──────── PROVIDED DATA

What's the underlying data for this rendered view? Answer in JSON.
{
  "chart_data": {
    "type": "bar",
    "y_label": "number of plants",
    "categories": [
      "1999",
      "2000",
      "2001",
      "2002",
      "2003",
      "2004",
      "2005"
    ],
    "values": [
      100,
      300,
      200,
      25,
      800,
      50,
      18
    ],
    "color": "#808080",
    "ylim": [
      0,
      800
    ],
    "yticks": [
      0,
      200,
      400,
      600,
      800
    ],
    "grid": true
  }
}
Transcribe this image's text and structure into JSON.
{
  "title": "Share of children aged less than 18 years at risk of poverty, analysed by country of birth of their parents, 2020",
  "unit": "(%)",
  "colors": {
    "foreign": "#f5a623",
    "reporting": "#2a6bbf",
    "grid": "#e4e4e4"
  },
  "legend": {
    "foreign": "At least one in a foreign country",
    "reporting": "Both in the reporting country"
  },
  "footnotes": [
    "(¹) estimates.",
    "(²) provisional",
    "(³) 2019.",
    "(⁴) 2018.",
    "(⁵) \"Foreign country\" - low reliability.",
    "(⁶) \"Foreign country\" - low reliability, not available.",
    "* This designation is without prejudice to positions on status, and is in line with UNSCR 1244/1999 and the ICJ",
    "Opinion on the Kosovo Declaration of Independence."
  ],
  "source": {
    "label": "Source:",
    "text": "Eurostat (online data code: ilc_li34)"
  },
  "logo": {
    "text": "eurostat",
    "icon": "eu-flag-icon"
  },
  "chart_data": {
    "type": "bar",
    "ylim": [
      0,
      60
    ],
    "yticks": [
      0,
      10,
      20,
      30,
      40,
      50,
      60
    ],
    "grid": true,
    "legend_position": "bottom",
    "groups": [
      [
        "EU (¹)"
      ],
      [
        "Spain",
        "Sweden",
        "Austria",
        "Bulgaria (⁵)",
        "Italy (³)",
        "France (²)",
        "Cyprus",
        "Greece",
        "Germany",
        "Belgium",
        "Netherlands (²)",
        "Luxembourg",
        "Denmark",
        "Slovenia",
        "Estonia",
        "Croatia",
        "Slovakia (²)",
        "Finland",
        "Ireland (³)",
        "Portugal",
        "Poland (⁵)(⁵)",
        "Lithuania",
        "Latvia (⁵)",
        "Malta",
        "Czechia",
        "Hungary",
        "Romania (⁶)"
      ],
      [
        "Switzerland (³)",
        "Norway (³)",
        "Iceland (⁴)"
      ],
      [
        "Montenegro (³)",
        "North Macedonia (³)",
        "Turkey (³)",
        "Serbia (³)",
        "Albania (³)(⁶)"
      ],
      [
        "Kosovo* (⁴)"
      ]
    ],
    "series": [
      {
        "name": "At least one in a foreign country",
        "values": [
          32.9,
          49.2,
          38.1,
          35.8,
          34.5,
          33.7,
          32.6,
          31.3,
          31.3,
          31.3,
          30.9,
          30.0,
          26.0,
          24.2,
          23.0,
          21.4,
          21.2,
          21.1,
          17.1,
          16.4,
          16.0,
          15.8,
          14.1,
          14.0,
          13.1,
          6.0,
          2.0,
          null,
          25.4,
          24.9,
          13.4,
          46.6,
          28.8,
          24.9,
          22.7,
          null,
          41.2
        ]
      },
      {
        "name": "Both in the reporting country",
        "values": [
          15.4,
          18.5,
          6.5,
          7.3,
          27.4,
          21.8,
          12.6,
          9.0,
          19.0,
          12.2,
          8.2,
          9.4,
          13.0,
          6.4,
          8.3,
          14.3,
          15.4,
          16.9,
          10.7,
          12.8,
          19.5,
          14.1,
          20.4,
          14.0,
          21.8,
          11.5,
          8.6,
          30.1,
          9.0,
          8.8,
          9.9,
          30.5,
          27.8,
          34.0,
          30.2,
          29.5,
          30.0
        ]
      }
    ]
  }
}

────────────────

# AIM:
Make an exact copy of all the data.

# FULL OUTPUT:
What's the underlying data for this rendered view? Answer in JSON.
{
  "chart_data": {
    "type": "bar",
    "y_label": "number of plants",
    "categories": [
      "1999",
      "2000",
      "2001",
      "2002",
      "2003",
      "2004",
      "2005"
    ],
    "values": [
      100,
      300,
      200,
      25,
      800,
      50,
      18
    ],
    "color": "#808080",
    "ylim": [
      0,
      800
    ],
    "yticks": [
      0,
      200,
      400,
      600,
      800
    ],
    "grid": true
  }
}
Transcribe this image's text and structure into JSON.
{
  "title": "Share of children aged less than 18 years at risk of poverty, analysed by country of birth of their parents, 2020",
  "unit": "(%)",
  "colors": {
    "foreign": "#f5a623",
    "reporting": "#2a6bbf",
    "grid": "#e4e4e4"
  },
  "legend": {
    "foreign": "At least one in a foreign country",
    "reporting": "Both in the reporting country"
  },
  "footnotes": [
    "(¹) estimates.",
    "(²) provisional",
    "(³) 2019.",
    "(⁴) 2018.",
    "(⁵) \"Foreign country\" - low reliability.",
    "(⁶) \"Foreign country\" - low reliability, not available.",
    "* This designation is without prejudice to positions on status, and is in line with UNSCR 1244/1999 and the ICJ",
    "Opinion on the Kosovo Declaration of Independence."
  ],
  "source": {
    "label": "Source:",
    "text": "Eurostat (online data code: ilc_li34)"
  },
  "logo": {
    "text": "eurostat",
    "icon": "eu-flag-icon"
  },
  "chart_data": {
    "type": "bar",
    "ylim": [
      0,
      60
    ],
    "yticks": [
      0,
      10,
      20,
      30,
      40,
      50,
      60
    ],
    "grid": true,
    "legend_position": "bottom",
    "groups": [
      [
        "EU (¹)"
      ],
      [
        "Spain",
        "Sweden",
        "Austria",
        "Bulgaria (⁵)",
        "Italy (³)",
        "France (²)",
        "Cyprus",
        "Greece",
        "Germany",
        "Belgium",
        "Netherlands (²)",
        "Luxembourg",
        "Denmark",
        "Slovenia",
        "Estonia",
        "Croatia",
        "Slovakia (²)",
        "Finland",
        "Ireland (³)",
        "Portugal",
        "Poland (⁵)(⁵)",
        "Lithuania",
        "Latvia (⁵)",
        "Malta",
        "Czechia",
        "Hungary",
        "Romania (⁶)"
      ],
      [
        "Switzerland (³)",
        "Norway (³)",
        "Iceland (⁴)"
      ],
      [
        "Montenegro (³)",
        "North Macedonia (³)",
        "Turkey (³)",
        "Serbia (³)",
        "Albania (³)(⁶)"
      ],
      [
        "Kosovo* (⁴)"
      ]
    ],
    "series": [
      {
        "name": "At least one in a foreign country",
        "values": [
          32.9,
          49.2,
          38.1,
          35.8,
          34.5,
          33.7,
          32.6,
          31.3,
          31.3,
          31.3,
          30.9,
          30.0,
          26.0,
          24.2,
          23.0,
          21.4,
          21.2,
          21.1,
          17.1,
          16.4,
          16.0,
          15.8,
          14.1,
          14.0,
          13.1,
          6.0,
          2.0,
          null,
          25.4,
          24.9,
          13.4,
          46.6,
          28.8,
          24.9,
          22.7,
          null,
          41.2
        ]
      },
      {
        "name": "Both in the reporting country",
        "values": [
          15.4,
          18.5,
          6.5,
          7.3,
          27.4,
          21.8,
          12.6,
          9.0,
          19.0,
          12.2,
          8.2,
          9.4,
          13.0,
          6.4,
          8.3,
          14.3,
          15.4,
          16.9,
          10.7,
          12.8,
          19.5,
          14.1,
          20.4,
          14.0,
          21.8,
          11.5,
          8.6,
          30.1,
          9.0,
          8.8,
          9.9,
          30.5,
          27.8,
          34.0,
          30.2,
          29.5,
          30.0
        ]
      }
    ]
  }
}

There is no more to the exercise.